* Exercise aim:
Repeat all of the data precisely.

* Information shown:
========
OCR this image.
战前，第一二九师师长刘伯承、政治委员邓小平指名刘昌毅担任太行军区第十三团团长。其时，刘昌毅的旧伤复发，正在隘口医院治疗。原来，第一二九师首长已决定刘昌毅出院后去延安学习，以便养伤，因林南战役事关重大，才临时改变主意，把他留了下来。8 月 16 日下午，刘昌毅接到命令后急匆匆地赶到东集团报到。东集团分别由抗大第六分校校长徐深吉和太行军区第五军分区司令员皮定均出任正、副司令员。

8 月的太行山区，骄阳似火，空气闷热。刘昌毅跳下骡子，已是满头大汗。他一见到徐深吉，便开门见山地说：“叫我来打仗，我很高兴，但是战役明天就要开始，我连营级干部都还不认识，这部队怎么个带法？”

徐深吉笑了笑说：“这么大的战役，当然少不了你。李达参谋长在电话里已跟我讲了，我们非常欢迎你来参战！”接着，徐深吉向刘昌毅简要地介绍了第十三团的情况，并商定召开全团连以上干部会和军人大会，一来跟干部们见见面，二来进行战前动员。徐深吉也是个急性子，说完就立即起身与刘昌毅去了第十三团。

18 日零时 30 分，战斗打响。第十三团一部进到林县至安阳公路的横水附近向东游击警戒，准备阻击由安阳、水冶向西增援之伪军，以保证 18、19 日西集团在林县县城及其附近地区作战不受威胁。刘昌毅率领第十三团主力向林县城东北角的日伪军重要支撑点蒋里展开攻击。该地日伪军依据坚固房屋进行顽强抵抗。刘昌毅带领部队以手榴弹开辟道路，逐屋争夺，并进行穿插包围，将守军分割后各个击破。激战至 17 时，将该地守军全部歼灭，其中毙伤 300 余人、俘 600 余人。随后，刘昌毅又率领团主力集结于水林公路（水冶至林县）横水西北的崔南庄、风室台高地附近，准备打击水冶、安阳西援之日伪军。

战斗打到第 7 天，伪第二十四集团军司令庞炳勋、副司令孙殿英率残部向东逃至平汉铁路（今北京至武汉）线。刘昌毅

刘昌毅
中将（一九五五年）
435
========
* Result below:
OCR this image.
战前，第一二九师师长刘伯承、政治委员邓小平指名刘昌毅担任太行军区第十三团团长。其时，刘昌毅的旧伤复发，正在隘口医院治疗。原来，第一二九师首长已决定刘昌毅出院后去延安学习，以便养伤，因林南战役事关重大，才临时改变主意，把他留了下来。8 月 16 日下午，刘昌毅接到命令后急匆匆地赶到东集团报到。东集团分别由抗大第六分校校长徐深吉和太行军区第五军分区司令员皮定均出任正、副司令员。

8 月的太行山区，骄阳似火，空气闷热。刘昌毅跳下骡子，已是满头大汗。他一见到徐深吉，便开门见山地说：“叫我来打仗，我很高兴，但是战役明天就要开始，我连营级干部都还不认识，这部队怎么个带法？”

徐深吉笑了笑说：“这么大的战役，当然少不了你。李达参谋长在电话里已跟我讲了，我们非常欢迎你来参战！”接着，徐深吉向刘昌毅简要地介绍了第十三团的情况，并商定召开全团连以上干部会和军人大会，一来跟干部们见见面，二来进行战前动员。徐深吉也是个急性子，说完就立即起身与刘昌毅去了第十三团。

18 日零时 30 分，战斗打响。第十三团一部进到林县至安阳公路的横水附近向东游击警戒，准备阻击由安阳、水冶向西增援之伪军，以保证 18、19 日西集团在林县县城及其附近地区作战不受威胁。刘昌毅率领第十三团主力向林县城东北角的日伪军重要支撑点蒋里展开攻击。该地日伪军依据坚固房屋进行顽强抵抗。刘昌毅带领部队以手榴弹开辟道路，逐屋争夺，并进行穿插包围，将守军分割后各个击破。激战至 17 时，将该地守军全部歼灭，其中毙伤 300 余人、俘 600 余人。随后，刘昌毅又率领团主力集结于水林公路（水冶至林县）横水西北的崔南庄、风室台高地附近，准备打击水冶、安阳西援之日伪军。

战斗打到第 7 天，伪第二十四集团军司令庞炳勋、副司令孙殿英率残部向东逃至平汉铁路（今北京至武汉）线。刘昌毅

刘昌毅
中将（一九五五年）
435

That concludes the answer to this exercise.